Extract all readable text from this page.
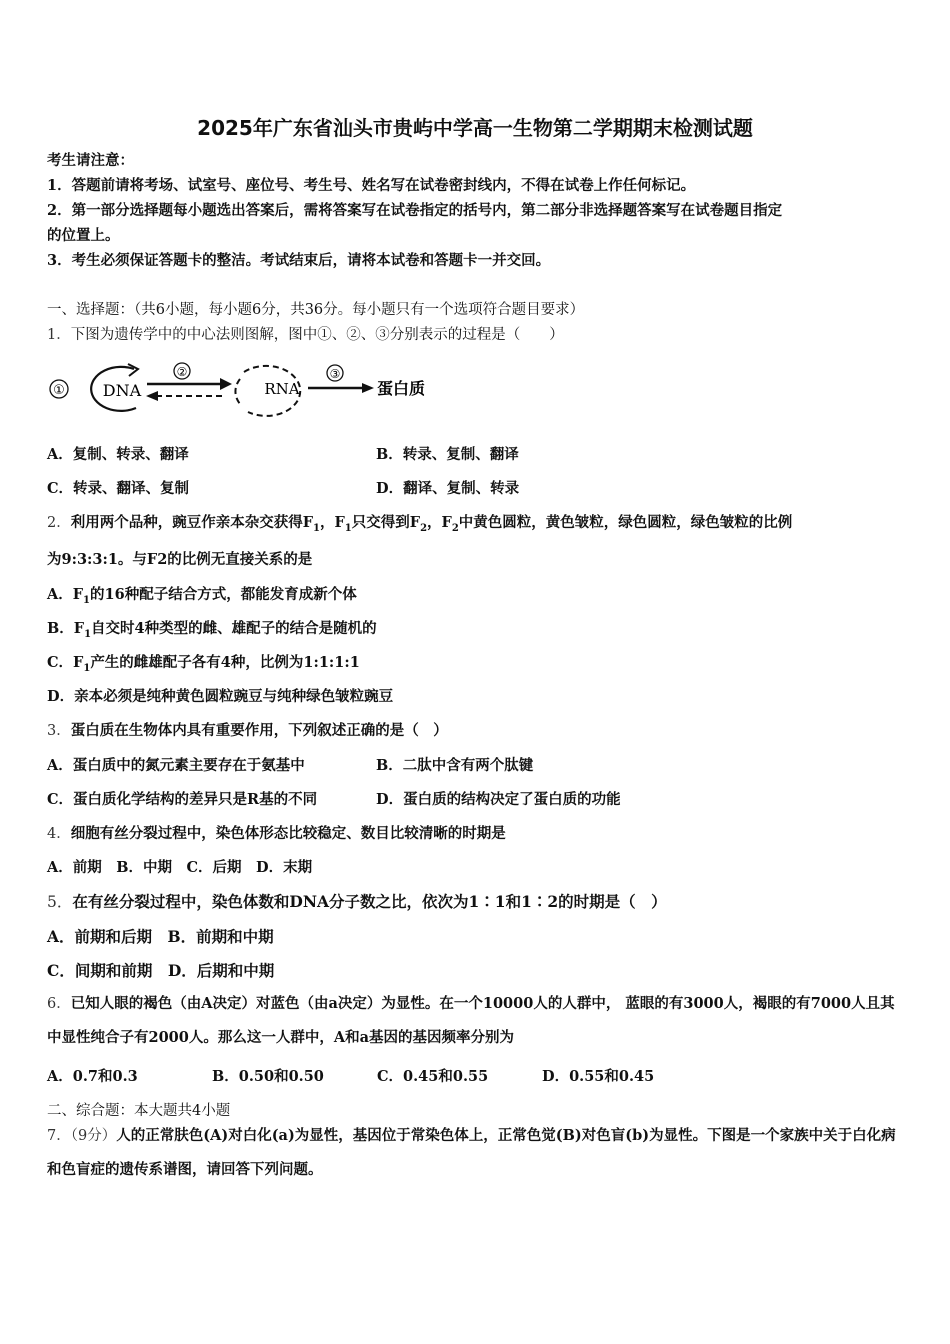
2025年广东省汕头市贵屿中学高一生物第二学期期末检测试题
考生请注意：
1．答题前请将考场、试室号、座位号、考生号、姓名写在试卷密封线内，不得在试卷上作任何标记。
2．第一部分选择题每小题选出答案后，需将答案写在试卷指定的括号内，第二部分非选择题答案写在试卷题目指定
的位置上。
3．考生必须保证答题卡的整洁。考试结束后，请将本试卷和答题卡一并交回。
一、选择题：（共6小题，每小题6分，共36分。每小题只有一个选项符合题目要求）
1．下图为遗传学中的中心法则图解，图中①、②、③分别表示的过程是（　　）
① DNA
②
RNA
③
蛋白质
A．复制、转录、翻译	B．转录、复制、翻译
C．转录、翻译、复制	D．翻译、复制、转录
2．利用两个品种，豌豆作亲本杂交获得$F_1$，$F_1$只交得到$F_2$，$F_2$中黄色圆粒，黄色皱粒，绿色圆粒，绿色皱粒的比例
为9:3:3:1。与F2的比例无直接关系的是
A．$F_1$的16种配子结合方式，都能发育成新个体
B．$F_1$自交时4种类型的雌、雄配子的结合是随机的
C．$F_1$产生的雌雄配子各有4种，比例为1:1:1:1
D．亲本必须是纯种黄色圆粒豌豆与纯种绿色皱粒豌豆
3．蛋白质在生物体内具有重要作用，下列叙述正确的是（　）
A．蛋白质中的氮元素主要存在于氨基中	B．二肽中含有两个肽键
C．蛋白质化学结构的差异只是R基的不同	D．蛋白质的结构决定了蛋白质的功能
4．细胞有丝分裂过程中，染色体形态比较稳定、数目比较清晰的时期是
A．前期　B．中期　C．后期　D．末期
5．在有丝分裂过程中，染色体数和DNA分子数之比，依次为1∶1和1∶2的时期是（　）
A．前期和后期　B．前期和中期
C．间期和前期　D．后期和中期
6．已知人眼的褐色（由A决定）对蓝色（由a决定）为显性。在一个10000人的人群中， 蓝眼的有3000人，褐眼的有7000人且其中显性纯合子有2000人。那么这一人群中，A和a基因的基因频率分别为
A．0.7和0.3	B．0.50和0.50	C．0.45和0.55	D．0.55和0.45
二、综合题：本大题共4小题
7．（9分）人的正常肤色(A)对白化(a)为显性，基因位于常染色体上，正常色觉(B)对色盲(b)为显性。下图是一个家族中关于白化病和色盲症的遗传系谱图，请回答下列问题。
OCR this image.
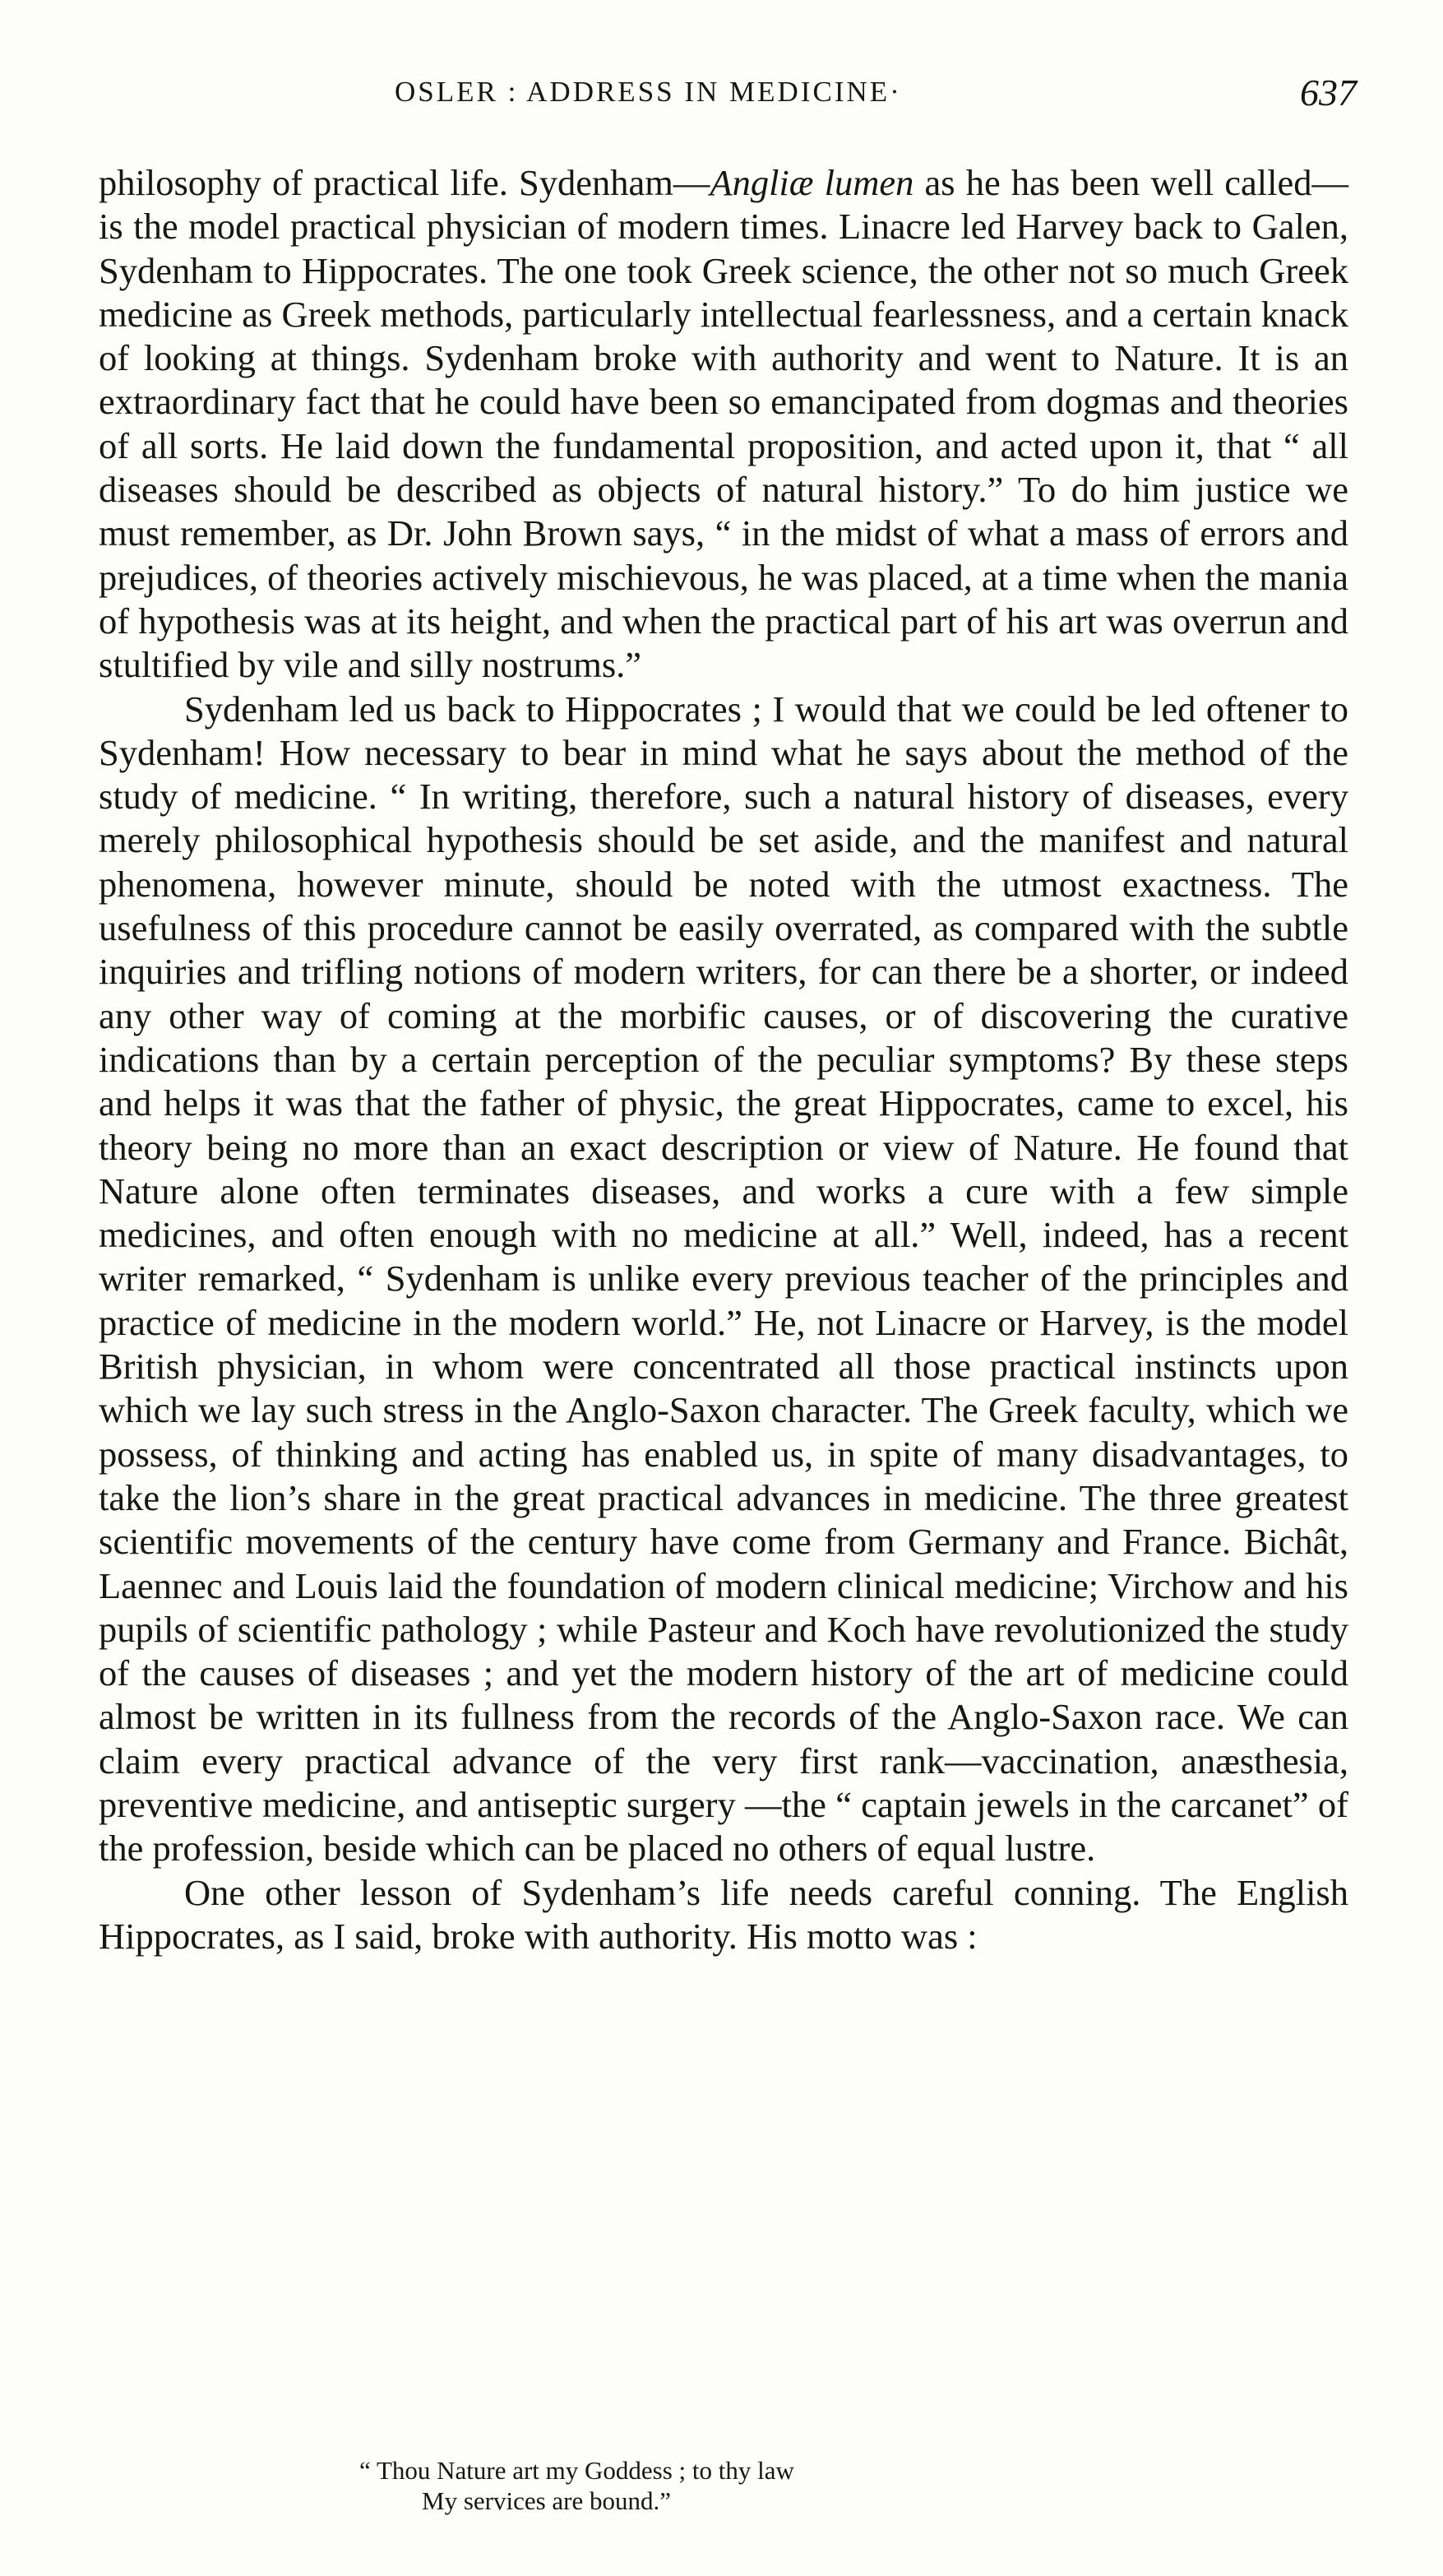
OSLER : ADDRESS IN MEDICINE·	637

philosophy of practical life. Sydenham—Angliæ lumen as he has been well called—is the model practical physician of modern times. Linacre led Harvey back to Galen, Sydenham to Hippocrates. The one took Greek science, the other not so much Greek medicine as Greek methods, particularly intellectual fearlessness, and a certain knack of looking at things. Sydenham broke with authority and went to Nature. It is an extraordinary fact that he could have been so emancipated from dogmas and theories of all sorts. He laid down the fundamental proposition, and acted upon it, that “ all diseases should be described as objects of natural history.” To do him justice we must remember, as Dr. John Brown says, “ in the midst of what a mass of errors and prejudices, of theories actively mischievous, he was placed, at a time when the mania of hypothesis was at its height, and when the practical part of his art was overrun and stultified by vile and silly nostrums.”

Sydenham led us back to Hippocrates ; I would that we could be led oftener to Sydenham! How necessary to bear in mind what he says about the method of the study of medicine. “ In writing, therefore, such a natural history of diseases, every merely philosophical hypothesis should be set aside, and the manifest and natural phenomena, however minute, should be noted with the utmost exactness. The usefulness of this procedure cannot be easily overrated, as compared with the subtle inquiries and trifling notions of modern writers, for can there be a shorter, or indeed any other way of coming at the morbific causes, or of discovering the curative indications than by a certain perception of the peculiar symptoms? By these steps and helps it was that the father of physic, the great Hippocrates, came to excel, his theory being no more than an exact description or view of Nature. He found that Nature alone often terminates diseases, and works a cure with a few simple medicines, and often enough with no medicine at all.” Well, indeed, has a recent writer remarked, “ Sydenham is unlike every previous teacher of the principles and practice of medicine in the modern world.” He, not Linacre or Harvey, is the model British physician, in whom were concentrated all those practical instincts upon which we lay such stress in the Anglo-Saxon character. The Greek faculty, which we possess, of thinking and acting has enabled us, in spite of many disadvantages, to take the lion’s share in the great practical advances in medicine. The three greatest scientific movements of the century have come from Germany and France. Bichât, Laennec and Louis laid the foundation of modern clinical medicine; Virchow and his pupils of scientific pathology ; while Pasteur and Koch have revolutionized the study of the causes of diseases ; and yet the modern history of the art of medicine could almost be written in its fullness from the records of the Anglo-Saxon race. We can claim every practical advance of the very first rank—vaccination, anæsthesia, preventive medicine, and antiseptic surgery —the “ captain jewels in the carcanet” of the profession, beside which can be placed no others of equal lustre.

One other lesson of Sydenham’s life needs careful conning. The English Hippocrates, as I said, broke with authority. His motto was :

“ Thou Nature art my Goddess ; to thy law
My services are bound.”
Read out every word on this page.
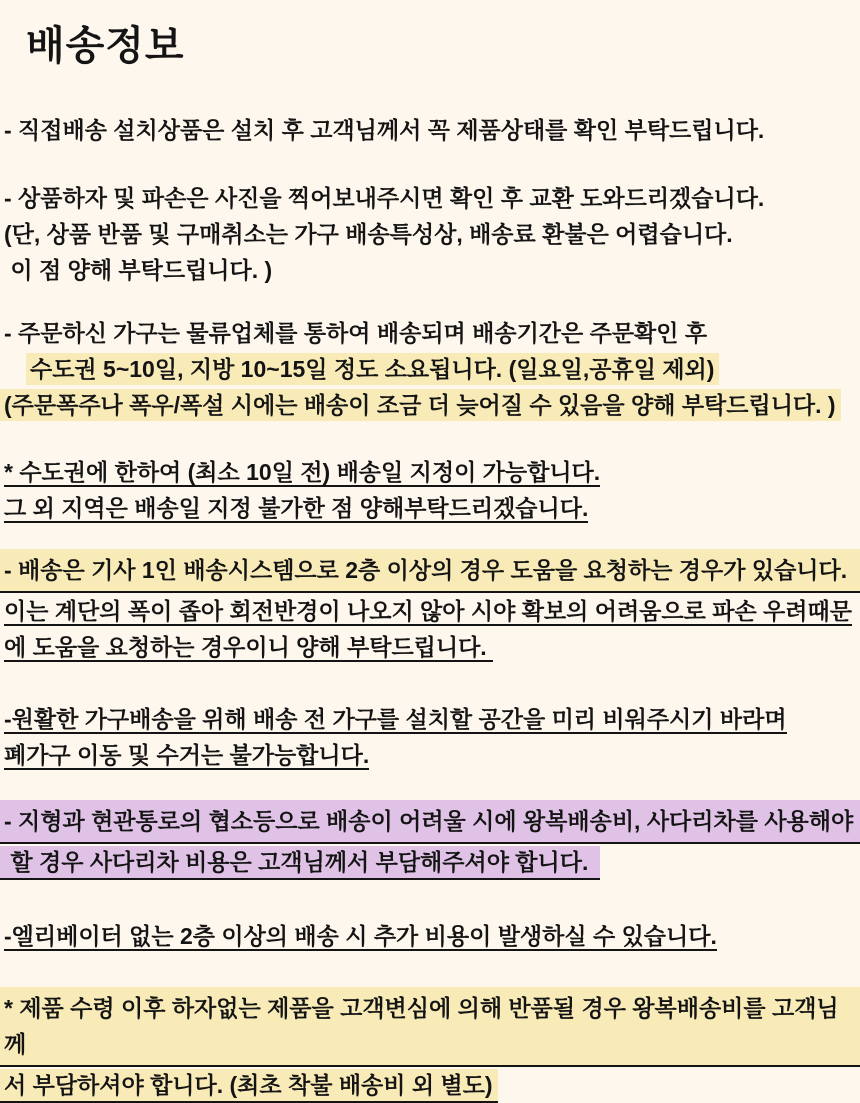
배송정보
- 직접배송 설치상품은 설치 후 고객님께서 꼭 제품상태를 확인 부탁드립니다.
- 상품하자 및 파손은 사진을 찍어보내주시면 확인 후 교환 도와드리겠습니다.
(단, 상품 반품 및 구매취소는 가구 배송특성상, 배송료 환불은 어렵습니다.
이 점 양해 부탁드립니다. )
- 주문하신 가구는 물류업체를 통하여 배송되며 배송기간은 주문확인 후
수도권 5~10일, 지방 10~15일 정도 소요됩니다. (일요일,공휴일 제외)
(주문폭주나 폭우/폭설 시에는 배송이 조금 더 늦어질 수 있음을 양해 부탁드립니다. )
* 수도권에 한하여 (최소 10일 전) 배송일 지정이 가능합니다.
그 외 지역은 배송일 지정 불가한 점 양해부탁드리겠습니다.
- 배송은 기사 1인 배송시스템으로 2층 이상의 경우 도움을 요청하는 경우가 있습니다.
이는 계단의 폭이 좁아 회전반경이 나오지 않아 시야 확보의 어려움으로 파손 우려때문
에 도움을 요청하는 경우이니 양해 부탁드립니다.
-원활한 가구배송을 위해 배송 전 가구를 설치할 공간을 미리 비워주시기 바라며
폐가구 이동 및 수거는 불가능합니다.
- 지형과 현관통로의 협소등으로 배송이 어려울 시에 왕복배송비, 사다리차를 사용해야
할 경우 사다리차 비용은 고객님께서 부담해주셔야 합니다.
-엘리베이터 없는 2층 이상의 배송 시 추가 비용이 발생하실 수 있습니다.
* 제품 수령 이후 하자없는 제품을 고객변심에 의해 반품될 경우 왕복배송비를 고객님께
서 부담하셔야 합니다. (최초 착불 배송비 외 별도)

* Objective:
Extract all the entries word for word; omit any pictures.

* Finished task:
Extract all readable text from this page.
2025年广东省汕头市贵屿中学高一生物第二学期期末检测试题
考生请注意：
1．答题前请将考场、试室号、座位号、考生号、姓名写在试卷密封线内，不得在试卷上作任何标记。
2．第一部分选择题每小题选出答案后，需将答案写在试卷指定的括号内，第二部分非选择题答案写在试卷题目指定
的位置上。
3．考生必须保证答题卡的整洁。考试结束后，请将本试卷和答题卡一并交回。
一、选择题：（共6小题，每小题6分，共36分。每小题只有一个选项符合题目要求）
1．下图为遗传学中的中心法则图解，图中①、②、③分别表示的过程是（　　）
① DNA
②
RNA
③
蛋白质
A．复制、转录、翻译	B．转录、复制、翻译
C．转录、翻译、复制	D．翻译、复制、转录
2．利用两个品种，豌豆作亲本杂交获得$F_1$，$F_1$只交得到$F_2$，$F_2$中黄色圆粒，黄色皱粒，绿色圆粒，绿色皱粒的比例
为9:3:3:1。与F2的比例无直接关系的是
A．$F_1$的16种配子结合方式，都能发育成新个体
B．$F_1$自交时4种类型的雌、雄配子的结合是随机的
C．$F_1$产生的雌雄配子各有4种，比例为1:1:1:1
D．亲本必须是纯种黄色圆粒豌豆与纯种绿色皱粒豌豆
3．蛋白质在生物体内具有重要作用，下列叙述正确的是（　）
A．蛋白质中的氮元素主要存在于氨基中	B．二肽中含有两个肽键
C．蛋白质化学结构的差异只是R基的不同	D．蛋白质的结构决定了蛋白质的功能
4．细胞有丝分裂过程中，染色体形态比较稳定、数目比较清晰的时期是
A．前期　B．中期　C．后期　D．末期
5．在有丝分裂过程中，染色体数和DNA分子数之比，依次为1∶1和1∶2的时期是（　）
A．前期和后期　B．前期和中期
C．间期和前期　D．后期和中期
6．已知人眼的褐色（由A决定）对蓝色（由a决定）为显性。在一个10000人的人群中， 蓝眼的有3000人，褐眼的有7000人且其中显性纯合子有2000人。那么这一人群中，A和a基因的基因频率分别为
A．0.7和0.3	B．0.50和0.50	C．0.45和0.55	D．0.55和0.45
二、综合题：本大题共4小题
7．（9分）人的正常肤色(A)对白化(a)为显性，基因位于常染色体上，正常色觉(B)对色盲(b)为显性。下图是一个家族中关于白化病和色盲症的遗传系谱图，请回答下列问题。
OCR this image.
OSLER : ADDRESS IN MEDICINE·	637

philosophy of practical life. Sydenham—Angliæ lumen as he has been well called—is the model practical physician of modern times. Linacre led Harvey back to Galen, Sydenham to Hippocrates. The one took Greek science, the other not so much Greek medicine as Greek methods, particularly intellectual fearlessness, and a certain knack of looking at things. Sydenham broke with authority and went to Nature. It is an extraordinary fact that he could have been so emancipated from dogmas and theories of all sorts. He laid down the fundamental proposition, and acted upon it, that “ all diseases should be described as objects of natural history.” To do him justice we must remember, as Dr. John Brown says, “ in the midst of what a mass of errors and prejudices, of theories actively mischievous, he was placed, at a time when the mania of hypothesis was at its height, and when the practical part of his art was overrun and stultified by vile and silly nostrums.”

Sydenham led us back to Hippocrates ; I would that we could be led oftener to Sydenham! How necessary to bear in mind what he says about the method of the study of medicine. “ In writing, therefore, such a natural history of diseases, every merely philosophical hypothesis should be set aside, and the manifest and natural phenomena, however minute, should be noted with the utmost exactness. The usefulness of this procedure cannot be easily overrated, as compared with the subtle inquiries and trifling notions of modern writers, for can there be a shorter, or indeed any other way of coming at the morbific causes, or of discovering the curative indications than by a certain perception of the peculiar symptoms? By these steps and helps it was that the father of physic, the great Hippocrates, came to excel, his theory being no more than an exact description or view of Nature. He found that Nature alone often terminates diseases, and works a cure with a few simple medicines, and often enough with no medicine at all.” Well, indeed, has a recent writer remarked, “ Sydenham is unlike every previous teacher of the principles and practice of medicine in the modern world.” He, not Linacre or Harvey, is the model British physician, in whom were concentrated all those practical instincts upon which we lay such stress in the Anglo-Saxon character. The Greek faculty, which we possess, of thinking and acting has enabled us, in spite of many disadvantages, to take the lion’s share in the great practical advances in medicine. The three greatest scientific movements of the century have come from Germany and France. Bichât, Laennec and Louis laid the foundation of modern clinical medicine; Virchow and his pupils of scientific pathology ; while Pasteur and Koch have revolutionized the study of the causes of diseases ; and yet the modern history of the art of medicine could almost be written in its fullness from the records of the Anglo-Saxon race. We can claim every practical advance of the very first rank—vaccination, anæsthesia, preventive medicine, and antiseptic surgery —the “ captain jewels in the carcanet” of the profession, beside which can be placed no others of equal lustre.

One other lesson of Sydenham’s life needs careful conning. The English Hippocrates, as I said, broke with authority. His motto was :

“ Thou Nature art my Goddess ; to thy law
My services are bound.”
Read out every word on this page.
배송정보
- 직접배송 설치상품은 설치 후 고객님께서 꼭 제품상태를 확인 부탁드립니다.
- 상품하자 및 파손은 사진을 찍어보내주시면 확인 후 교환 도와드리겠습니다.
(단, 상품 반품 및 구매취소는 가구 배송특성상, 배송료 환불은 어렵습니다.
이 점 양해 부탁드립니다. )
- 주문하신 가구는 물류업체를 통하여 배송되며 배송기간은 주문확인 후
수도권 5~10일, 지방 10~15일 정도 소요됩니다. (일요일,공휴일 제외)
(주문폭주나 폭우/폭설 시에는 배송이 조금 더 늦어질 수 있음을 양해 부탁드립니다. )
* 수도권에 한하여 (최소 10일 전) 배송일 지정이 가능합니다.
그 외 지역은 배송일 지정 불가한 점 양해부탁드리겠습니다.
- 배송은 기사 1인 배송시스템으로 2층 이상의 경우 도움을 요청하는 경우가 있습니다.
이는 계단의 폭이 좁아 회전반경이 나오지 않아 시야 확보의 어려움으로 파손 우려때문
에 도움을 요청하는 경우이니 양해 부탁드립니다.
-원활한 가구배송을 위해 배송 전 가구를 설치할 공간을 미리 비워주시기 바라며
폐가구 이동 및 수거는 불가능합니다.
- 지형과 현관통로의 협소등으로 배송이 어려울 시에 왕복배송비, 사다리차를 사용해야
할 경우 사다리차 비용은 고객님께서 부담해주셔야 합니다.
-엘리베이터 없는 2층 이상의 배송 시 추가 비용이 발생하실 수 있습니다.
* 제품 수령 이후 하자없는 제품을 고객변심에 의해 반품될 경우 왕복배송비를 고객님께
서 부담하셔야 합니다. (최초 착불 배송비 외 별도)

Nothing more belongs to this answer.